EXERCISE - Your job is to retype all of the data word for word, leaving every image out.

LISTING -

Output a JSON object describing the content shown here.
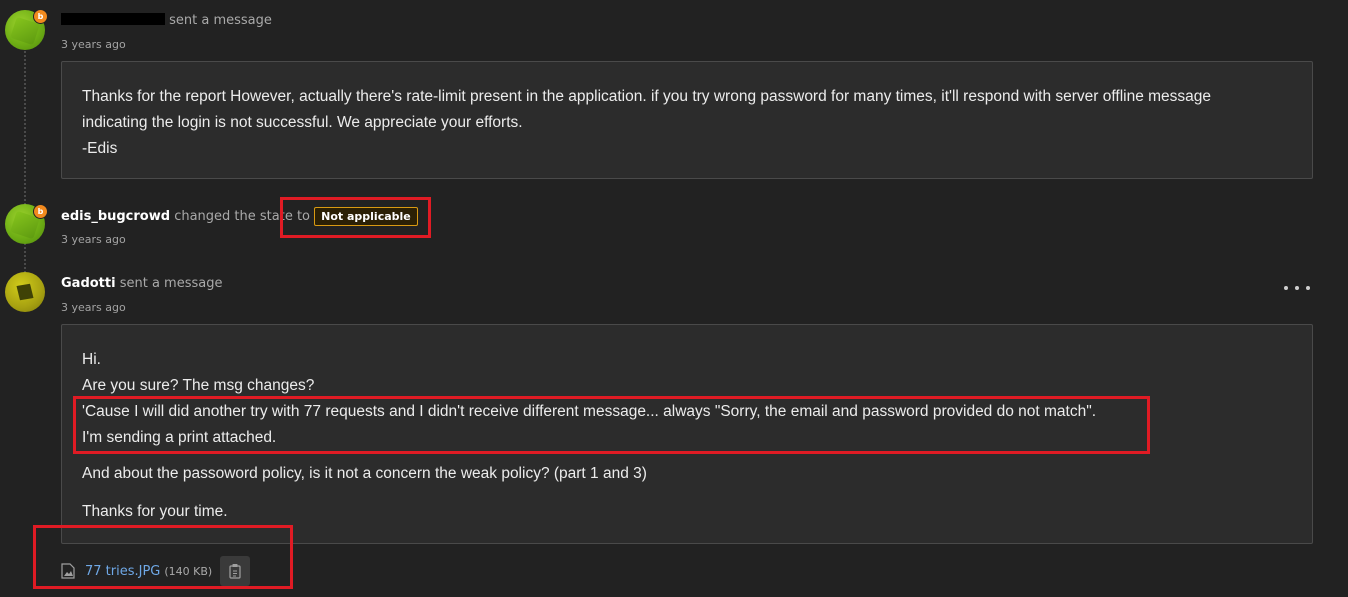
{
  "events": [
    {
      "author_redacted": true,
      "action": "sent a message",
      "time": "3 years ago",
      "message_lines": [
        "Thanks for the report However, actually there's rate-limit present in the application. if you try wrong password for many times, it'll respond with server offline message",
        "indicating the login is not successful. We appreciate your efforts.",
        "-Edis"
      ]
    },
    {
      "author": "edis_bugcrowd",
      "action": "changed the state to",
      "state": "Not applicable",
      "time": "3 years ago"
    },
    {
      "author": "Gadotti",
      "action": "sent a message",
      "time": "3 years ago",
      "message_lines": [
        "Hi.",
        "Are you sure? The msg changes?",
        "'Cause I will did another try with 77 requests and I didn't receive different message... always \"Sorry, the email and password provided do not match\".",
        "I'm sending a print attached.",
        "And about the passoword policy, is it not a concern the weak policy? (part 1 and 3)",
        "Thanks for your time."
      ],
      "attachment": {
        "name": "77 tries.JPG",
        "size": "(140 KB)"
      }
    }
  ],
  "badge_letter": "b",
  "icons": [
    "more-options-icon",
    "file-image-icon",
    "clipboard-copy-icon"
  ],
  "colors": {
    "highlight": "#e01b24",
    "state_border": "#d99a12",
    "link": "#6fa8e6"
  }
}
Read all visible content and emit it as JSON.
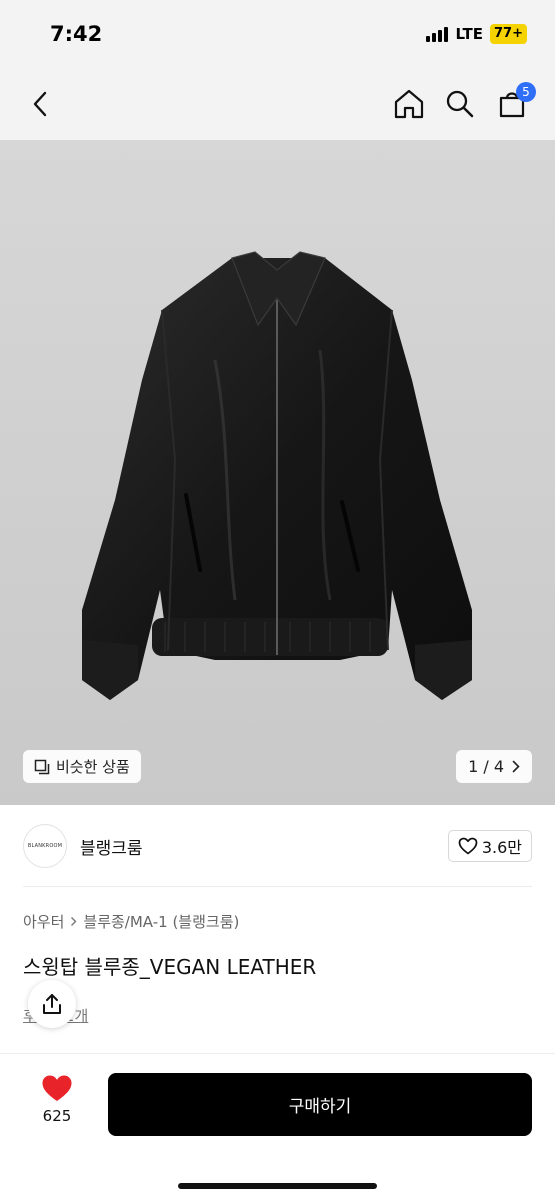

RESULT OF THE TASK -
Output a JSON object describing the content shown here.
{
  "events": [
    {
      "author_redacted": true,
      "action": "sent a message",
      "time": "3 years ago",
      "message_lines": [
        "Thanks for the report However, actually there's rate-limit present in the application. if you try wrong password for many times, it'll respond with server offline message",
        "indicating the login is not successful. We appreciate your efforts.",
        "-Edis"
      ]
    },
    {
      "author": "edis_bugcrowd",
      "action": "changed the state to",
      "state": "Not applicable",
      "time": "3 years ago"
    },
    {
      "author": "Gadotti",
      "action": "sent a message",
      "time": "3 years ago",
      "message_lines": [
        "Hi.",
        "Are you sure? The msg changes?",
        "'Cause I will did another try with 77 requests and I didn't receive different message... always \"Sorry, the email and password provided do not match\".",
        "I'm sending a print attached.",
        "And about the passoword policy, is it not a concern the weak policy? (part 1 and 3)",
        "Thanks for your time."
      ],
      "attachment": {
        "name": "77 tries.JPG",
        "size": "(140 KB)"
      }
    }
  ],
  "badge_letter": "b",
  "icons": [
    "more-options-icon",
    "file-image-icon",
    "clipboard-copy-icon"
  ],
  "colors": {
    "highlight": "#e01b24",
    "state_border": "#d99a12",
    "link": "#6fa8e6"
  }
}
Read all visible content and emit it as JSON.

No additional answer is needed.